RECORDS SHOWN:
§ §

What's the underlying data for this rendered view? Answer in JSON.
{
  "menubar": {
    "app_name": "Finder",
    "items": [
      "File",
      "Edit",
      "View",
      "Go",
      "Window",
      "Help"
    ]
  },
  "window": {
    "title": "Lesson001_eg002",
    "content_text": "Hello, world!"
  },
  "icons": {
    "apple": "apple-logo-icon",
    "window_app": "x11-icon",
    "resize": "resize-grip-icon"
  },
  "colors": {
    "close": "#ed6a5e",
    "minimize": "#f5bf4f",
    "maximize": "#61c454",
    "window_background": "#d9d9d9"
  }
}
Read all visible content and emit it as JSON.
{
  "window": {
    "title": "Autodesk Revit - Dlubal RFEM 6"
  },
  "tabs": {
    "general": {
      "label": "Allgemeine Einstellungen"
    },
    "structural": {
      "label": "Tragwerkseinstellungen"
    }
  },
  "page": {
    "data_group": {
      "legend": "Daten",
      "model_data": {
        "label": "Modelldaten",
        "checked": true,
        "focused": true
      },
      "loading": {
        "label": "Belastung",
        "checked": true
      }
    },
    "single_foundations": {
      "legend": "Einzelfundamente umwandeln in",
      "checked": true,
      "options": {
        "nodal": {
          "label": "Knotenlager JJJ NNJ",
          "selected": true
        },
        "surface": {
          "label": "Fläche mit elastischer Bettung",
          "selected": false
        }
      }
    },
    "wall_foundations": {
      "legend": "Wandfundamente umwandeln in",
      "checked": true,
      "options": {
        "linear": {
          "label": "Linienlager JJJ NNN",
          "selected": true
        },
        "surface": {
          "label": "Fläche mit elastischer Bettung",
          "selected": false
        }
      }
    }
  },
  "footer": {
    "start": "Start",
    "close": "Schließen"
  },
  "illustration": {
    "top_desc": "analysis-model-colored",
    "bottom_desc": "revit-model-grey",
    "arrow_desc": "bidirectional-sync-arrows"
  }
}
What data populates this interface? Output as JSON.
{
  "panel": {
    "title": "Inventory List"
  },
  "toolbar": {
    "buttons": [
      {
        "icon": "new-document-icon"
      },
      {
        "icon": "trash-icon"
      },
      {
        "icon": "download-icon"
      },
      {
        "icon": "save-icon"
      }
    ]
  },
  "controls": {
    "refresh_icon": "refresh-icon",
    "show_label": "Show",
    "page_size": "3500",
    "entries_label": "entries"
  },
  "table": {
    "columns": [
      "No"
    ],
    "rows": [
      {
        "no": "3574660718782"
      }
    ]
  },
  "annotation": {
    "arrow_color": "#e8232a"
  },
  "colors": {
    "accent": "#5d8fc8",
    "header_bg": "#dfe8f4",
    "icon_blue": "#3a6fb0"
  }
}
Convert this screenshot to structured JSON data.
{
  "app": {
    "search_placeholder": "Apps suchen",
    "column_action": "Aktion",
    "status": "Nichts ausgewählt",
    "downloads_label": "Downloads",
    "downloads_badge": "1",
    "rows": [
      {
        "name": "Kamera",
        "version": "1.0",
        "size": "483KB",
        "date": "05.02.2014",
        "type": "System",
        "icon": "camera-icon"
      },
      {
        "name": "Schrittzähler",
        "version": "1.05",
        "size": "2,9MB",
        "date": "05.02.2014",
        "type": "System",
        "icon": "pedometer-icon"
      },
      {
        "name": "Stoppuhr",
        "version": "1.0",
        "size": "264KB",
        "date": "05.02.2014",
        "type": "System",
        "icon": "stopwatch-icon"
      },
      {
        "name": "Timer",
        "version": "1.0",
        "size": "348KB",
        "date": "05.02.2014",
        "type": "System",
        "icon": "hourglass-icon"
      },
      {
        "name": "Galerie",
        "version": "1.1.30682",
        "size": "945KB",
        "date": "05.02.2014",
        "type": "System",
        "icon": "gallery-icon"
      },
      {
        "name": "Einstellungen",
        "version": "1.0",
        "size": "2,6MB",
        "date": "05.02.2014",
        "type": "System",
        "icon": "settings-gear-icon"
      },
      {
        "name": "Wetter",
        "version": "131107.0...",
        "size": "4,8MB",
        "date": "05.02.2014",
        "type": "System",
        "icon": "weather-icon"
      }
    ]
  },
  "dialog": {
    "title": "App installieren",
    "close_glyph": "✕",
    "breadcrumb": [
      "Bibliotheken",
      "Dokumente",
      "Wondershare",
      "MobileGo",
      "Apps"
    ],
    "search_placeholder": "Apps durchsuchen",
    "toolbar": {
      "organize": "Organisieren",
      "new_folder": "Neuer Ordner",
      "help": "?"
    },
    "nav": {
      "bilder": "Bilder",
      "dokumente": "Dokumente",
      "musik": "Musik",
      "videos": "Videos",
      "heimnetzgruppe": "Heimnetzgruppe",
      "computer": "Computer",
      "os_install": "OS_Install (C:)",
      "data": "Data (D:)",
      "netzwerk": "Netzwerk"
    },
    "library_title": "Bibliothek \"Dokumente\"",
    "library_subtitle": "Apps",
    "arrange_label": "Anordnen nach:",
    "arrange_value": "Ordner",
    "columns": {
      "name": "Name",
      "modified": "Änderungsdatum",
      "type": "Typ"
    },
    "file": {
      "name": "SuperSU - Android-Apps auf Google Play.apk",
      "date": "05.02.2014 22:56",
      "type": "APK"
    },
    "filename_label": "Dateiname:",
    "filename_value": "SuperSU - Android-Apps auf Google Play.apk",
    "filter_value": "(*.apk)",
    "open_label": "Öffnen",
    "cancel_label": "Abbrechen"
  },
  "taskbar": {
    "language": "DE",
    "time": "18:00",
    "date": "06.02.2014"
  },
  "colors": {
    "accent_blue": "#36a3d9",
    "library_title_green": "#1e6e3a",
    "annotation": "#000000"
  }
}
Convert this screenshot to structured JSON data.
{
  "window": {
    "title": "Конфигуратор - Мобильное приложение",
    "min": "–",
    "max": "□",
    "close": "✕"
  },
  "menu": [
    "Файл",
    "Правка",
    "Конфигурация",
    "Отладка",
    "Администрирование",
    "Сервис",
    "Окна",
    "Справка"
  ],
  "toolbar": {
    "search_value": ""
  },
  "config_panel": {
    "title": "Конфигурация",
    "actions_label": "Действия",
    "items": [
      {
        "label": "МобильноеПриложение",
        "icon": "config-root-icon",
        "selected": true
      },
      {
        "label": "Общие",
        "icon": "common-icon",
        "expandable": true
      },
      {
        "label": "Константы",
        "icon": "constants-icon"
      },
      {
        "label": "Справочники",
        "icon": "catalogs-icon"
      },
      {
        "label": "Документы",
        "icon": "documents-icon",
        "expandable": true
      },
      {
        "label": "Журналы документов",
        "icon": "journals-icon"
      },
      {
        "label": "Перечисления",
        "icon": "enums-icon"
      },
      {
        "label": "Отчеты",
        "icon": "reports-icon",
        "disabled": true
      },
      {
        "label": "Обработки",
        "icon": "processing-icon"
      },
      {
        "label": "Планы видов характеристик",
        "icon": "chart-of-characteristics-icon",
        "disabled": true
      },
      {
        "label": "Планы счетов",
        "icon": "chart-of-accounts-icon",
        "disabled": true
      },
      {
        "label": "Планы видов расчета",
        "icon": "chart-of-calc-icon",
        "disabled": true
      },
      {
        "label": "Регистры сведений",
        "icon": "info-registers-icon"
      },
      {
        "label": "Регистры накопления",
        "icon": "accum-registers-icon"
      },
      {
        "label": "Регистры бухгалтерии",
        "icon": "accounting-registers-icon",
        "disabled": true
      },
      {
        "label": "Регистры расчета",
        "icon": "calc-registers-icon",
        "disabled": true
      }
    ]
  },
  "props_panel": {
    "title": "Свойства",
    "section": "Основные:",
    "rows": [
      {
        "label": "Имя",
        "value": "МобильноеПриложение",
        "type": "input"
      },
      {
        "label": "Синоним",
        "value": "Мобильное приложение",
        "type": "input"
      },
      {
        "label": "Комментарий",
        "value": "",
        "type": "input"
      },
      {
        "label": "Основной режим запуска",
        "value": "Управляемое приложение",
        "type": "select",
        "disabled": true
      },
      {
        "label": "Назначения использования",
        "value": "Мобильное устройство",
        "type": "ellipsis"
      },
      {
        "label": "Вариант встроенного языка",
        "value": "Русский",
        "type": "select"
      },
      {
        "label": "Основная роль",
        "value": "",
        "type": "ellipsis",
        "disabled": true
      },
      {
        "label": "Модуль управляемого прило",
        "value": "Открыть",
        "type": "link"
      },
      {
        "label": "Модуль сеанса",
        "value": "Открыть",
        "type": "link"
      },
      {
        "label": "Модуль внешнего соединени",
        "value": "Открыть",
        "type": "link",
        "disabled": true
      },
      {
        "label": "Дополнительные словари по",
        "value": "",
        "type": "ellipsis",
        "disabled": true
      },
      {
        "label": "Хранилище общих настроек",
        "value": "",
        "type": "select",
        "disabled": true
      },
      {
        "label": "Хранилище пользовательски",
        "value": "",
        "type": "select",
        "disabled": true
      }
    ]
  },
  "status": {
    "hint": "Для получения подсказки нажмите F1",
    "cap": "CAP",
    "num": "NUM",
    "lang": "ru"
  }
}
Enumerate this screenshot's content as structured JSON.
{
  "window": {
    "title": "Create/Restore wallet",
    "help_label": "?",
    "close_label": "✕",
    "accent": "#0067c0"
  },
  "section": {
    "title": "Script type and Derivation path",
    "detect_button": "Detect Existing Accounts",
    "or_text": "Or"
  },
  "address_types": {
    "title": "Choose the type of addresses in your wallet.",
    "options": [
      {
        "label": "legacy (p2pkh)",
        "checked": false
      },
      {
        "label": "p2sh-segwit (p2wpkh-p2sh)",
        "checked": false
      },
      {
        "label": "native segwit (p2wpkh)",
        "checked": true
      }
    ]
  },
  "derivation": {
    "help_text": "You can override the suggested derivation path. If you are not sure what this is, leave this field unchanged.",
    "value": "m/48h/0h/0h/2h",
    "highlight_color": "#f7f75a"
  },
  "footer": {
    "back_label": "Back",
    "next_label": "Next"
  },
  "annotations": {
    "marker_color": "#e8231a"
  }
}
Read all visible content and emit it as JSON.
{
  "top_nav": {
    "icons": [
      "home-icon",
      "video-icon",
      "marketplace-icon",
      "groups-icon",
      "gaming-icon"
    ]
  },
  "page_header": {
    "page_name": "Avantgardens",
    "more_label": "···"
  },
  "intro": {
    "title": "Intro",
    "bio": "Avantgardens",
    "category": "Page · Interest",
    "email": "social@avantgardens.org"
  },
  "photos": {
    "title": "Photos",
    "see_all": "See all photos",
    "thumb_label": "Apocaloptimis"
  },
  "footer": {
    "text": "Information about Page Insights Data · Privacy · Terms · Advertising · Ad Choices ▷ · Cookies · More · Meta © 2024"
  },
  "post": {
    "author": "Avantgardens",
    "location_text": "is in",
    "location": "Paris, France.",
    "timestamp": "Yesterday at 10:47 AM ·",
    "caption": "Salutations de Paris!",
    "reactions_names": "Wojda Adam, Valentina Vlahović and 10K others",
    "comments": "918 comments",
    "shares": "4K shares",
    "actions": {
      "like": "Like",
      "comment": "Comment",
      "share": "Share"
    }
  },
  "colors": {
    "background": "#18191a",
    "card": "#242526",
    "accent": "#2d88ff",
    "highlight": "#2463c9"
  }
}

§ §

THE TASK:
For the listing above, give the number of lines in which the string "Ordner" occurs, and nothing else.

REPLY TO THE EXERCISE:
2